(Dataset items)
►

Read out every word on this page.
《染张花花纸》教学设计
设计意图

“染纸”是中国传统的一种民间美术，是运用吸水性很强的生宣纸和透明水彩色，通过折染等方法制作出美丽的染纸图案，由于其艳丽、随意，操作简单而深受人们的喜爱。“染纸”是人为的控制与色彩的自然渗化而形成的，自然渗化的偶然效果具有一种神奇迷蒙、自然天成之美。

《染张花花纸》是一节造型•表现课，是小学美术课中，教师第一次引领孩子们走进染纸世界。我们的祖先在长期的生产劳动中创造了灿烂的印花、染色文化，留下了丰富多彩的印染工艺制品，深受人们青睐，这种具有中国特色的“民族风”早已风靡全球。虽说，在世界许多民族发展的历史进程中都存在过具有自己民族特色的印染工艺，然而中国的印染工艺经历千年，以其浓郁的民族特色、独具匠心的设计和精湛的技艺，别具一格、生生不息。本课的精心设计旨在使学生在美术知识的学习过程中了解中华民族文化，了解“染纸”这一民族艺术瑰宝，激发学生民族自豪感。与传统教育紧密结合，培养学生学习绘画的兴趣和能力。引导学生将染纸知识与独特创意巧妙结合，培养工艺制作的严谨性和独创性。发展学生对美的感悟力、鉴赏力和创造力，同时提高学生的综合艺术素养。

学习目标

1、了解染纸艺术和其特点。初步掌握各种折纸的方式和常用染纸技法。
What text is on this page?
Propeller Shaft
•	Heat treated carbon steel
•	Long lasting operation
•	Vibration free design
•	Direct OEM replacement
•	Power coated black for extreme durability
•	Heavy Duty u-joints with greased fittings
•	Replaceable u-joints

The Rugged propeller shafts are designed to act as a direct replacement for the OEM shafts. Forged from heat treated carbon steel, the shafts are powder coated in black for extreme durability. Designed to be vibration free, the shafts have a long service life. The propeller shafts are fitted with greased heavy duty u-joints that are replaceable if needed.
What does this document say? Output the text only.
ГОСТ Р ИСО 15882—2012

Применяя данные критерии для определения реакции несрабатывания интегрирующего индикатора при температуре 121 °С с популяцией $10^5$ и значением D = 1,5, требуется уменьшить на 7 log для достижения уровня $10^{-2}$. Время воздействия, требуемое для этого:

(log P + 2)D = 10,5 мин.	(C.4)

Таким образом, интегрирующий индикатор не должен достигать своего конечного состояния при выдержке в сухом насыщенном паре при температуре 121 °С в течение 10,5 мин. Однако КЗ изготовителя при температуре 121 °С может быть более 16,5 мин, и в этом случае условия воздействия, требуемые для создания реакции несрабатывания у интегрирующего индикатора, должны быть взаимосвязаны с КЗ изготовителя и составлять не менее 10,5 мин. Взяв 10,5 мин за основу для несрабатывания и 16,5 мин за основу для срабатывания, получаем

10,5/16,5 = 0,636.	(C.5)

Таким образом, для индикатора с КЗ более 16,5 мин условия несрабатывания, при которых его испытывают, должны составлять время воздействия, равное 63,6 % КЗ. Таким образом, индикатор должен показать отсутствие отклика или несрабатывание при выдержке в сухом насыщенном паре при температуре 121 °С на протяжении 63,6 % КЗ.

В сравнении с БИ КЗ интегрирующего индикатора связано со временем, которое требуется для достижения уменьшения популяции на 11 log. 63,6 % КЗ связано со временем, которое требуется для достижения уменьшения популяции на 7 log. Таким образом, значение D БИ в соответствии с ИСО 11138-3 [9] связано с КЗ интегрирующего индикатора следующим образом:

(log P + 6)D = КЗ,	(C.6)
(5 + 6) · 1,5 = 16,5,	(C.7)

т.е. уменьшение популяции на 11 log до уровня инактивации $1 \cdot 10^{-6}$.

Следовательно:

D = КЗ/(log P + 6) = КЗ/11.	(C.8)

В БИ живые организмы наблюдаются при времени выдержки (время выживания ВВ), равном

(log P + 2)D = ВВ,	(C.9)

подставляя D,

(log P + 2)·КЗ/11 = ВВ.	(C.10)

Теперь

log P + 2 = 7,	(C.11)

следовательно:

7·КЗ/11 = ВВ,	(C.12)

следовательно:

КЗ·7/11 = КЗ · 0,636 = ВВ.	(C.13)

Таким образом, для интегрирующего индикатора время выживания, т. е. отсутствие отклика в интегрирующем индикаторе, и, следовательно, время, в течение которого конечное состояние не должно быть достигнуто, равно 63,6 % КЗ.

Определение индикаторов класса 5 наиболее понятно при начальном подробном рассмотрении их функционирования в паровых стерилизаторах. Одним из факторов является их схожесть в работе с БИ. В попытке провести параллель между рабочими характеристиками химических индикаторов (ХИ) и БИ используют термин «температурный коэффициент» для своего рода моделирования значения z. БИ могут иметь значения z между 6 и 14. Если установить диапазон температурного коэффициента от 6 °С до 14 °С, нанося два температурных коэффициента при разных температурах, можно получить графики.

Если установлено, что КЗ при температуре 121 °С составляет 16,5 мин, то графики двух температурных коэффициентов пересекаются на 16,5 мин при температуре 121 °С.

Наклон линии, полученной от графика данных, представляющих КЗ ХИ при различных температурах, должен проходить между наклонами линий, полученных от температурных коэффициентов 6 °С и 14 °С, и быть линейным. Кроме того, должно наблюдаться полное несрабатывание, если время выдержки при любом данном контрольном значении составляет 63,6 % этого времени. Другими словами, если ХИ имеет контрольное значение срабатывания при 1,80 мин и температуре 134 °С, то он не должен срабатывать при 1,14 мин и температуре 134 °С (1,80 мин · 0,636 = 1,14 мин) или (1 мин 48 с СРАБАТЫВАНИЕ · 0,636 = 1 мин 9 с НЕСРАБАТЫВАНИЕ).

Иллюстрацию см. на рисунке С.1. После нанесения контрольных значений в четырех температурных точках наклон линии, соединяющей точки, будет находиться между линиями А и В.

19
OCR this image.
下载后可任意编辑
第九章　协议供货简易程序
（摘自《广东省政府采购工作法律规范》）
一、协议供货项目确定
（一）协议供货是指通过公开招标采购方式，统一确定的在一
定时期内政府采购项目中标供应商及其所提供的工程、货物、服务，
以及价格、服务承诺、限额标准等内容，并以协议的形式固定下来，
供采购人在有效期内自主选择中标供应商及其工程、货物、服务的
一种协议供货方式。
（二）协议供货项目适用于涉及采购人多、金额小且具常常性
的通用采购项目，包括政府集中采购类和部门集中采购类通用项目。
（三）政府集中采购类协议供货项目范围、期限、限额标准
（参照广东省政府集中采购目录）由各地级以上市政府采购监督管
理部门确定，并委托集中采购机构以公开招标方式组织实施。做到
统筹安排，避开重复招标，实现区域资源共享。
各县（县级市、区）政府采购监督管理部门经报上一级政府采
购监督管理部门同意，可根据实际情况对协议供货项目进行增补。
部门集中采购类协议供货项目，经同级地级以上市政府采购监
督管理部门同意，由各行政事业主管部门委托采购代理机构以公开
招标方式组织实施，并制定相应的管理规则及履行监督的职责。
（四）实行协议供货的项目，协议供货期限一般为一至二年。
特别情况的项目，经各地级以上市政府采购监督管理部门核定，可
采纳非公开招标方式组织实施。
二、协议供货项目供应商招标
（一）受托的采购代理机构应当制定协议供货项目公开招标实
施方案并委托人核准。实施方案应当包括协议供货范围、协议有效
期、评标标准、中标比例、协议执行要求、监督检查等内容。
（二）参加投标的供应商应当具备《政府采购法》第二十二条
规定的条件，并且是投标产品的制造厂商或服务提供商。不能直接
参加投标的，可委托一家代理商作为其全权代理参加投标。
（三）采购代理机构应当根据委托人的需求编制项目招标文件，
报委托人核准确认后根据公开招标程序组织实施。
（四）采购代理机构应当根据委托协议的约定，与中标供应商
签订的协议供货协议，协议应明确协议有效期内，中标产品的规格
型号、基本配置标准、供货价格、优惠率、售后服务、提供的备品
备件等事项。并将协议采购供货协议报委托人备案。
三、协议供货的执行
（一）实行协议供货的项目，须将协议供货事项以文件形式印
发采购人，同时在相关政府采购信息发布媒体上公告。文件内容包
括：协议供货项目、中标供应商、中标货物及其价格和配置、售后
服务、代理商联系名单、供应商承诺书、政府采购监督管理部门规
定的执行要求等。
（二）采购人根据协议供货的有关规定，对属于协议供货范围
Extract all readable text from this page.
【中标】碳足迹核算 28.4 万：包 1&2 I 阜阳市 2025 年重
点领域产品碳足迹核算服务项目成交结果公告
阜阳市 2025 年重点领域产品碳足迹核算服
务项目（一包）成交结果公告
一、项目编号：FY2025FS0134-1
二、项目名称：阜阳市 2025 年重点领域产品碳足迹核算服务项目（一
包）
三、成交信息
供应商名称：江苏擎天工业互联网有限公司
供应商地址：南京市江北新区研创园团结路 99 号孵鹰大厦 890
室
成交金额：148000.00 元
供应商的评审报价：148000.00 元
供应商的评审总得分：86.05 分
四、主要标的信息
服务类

◄

-- Set exercise --
Which lines hold the word "carbon"? Show each one.

-- The response --
•	Heat treated carbon steel
The Rugged propeller shafts are designed to act as a direct replacement for the OEM shafts. Forged from heat treated carbon steel, the shafts are powder coated in black for extreme durability. Designed to be vibration free, the shafts have a long service life. The propeller shafts are fitted with greased heavy duty u-joints that are replaceable if needed.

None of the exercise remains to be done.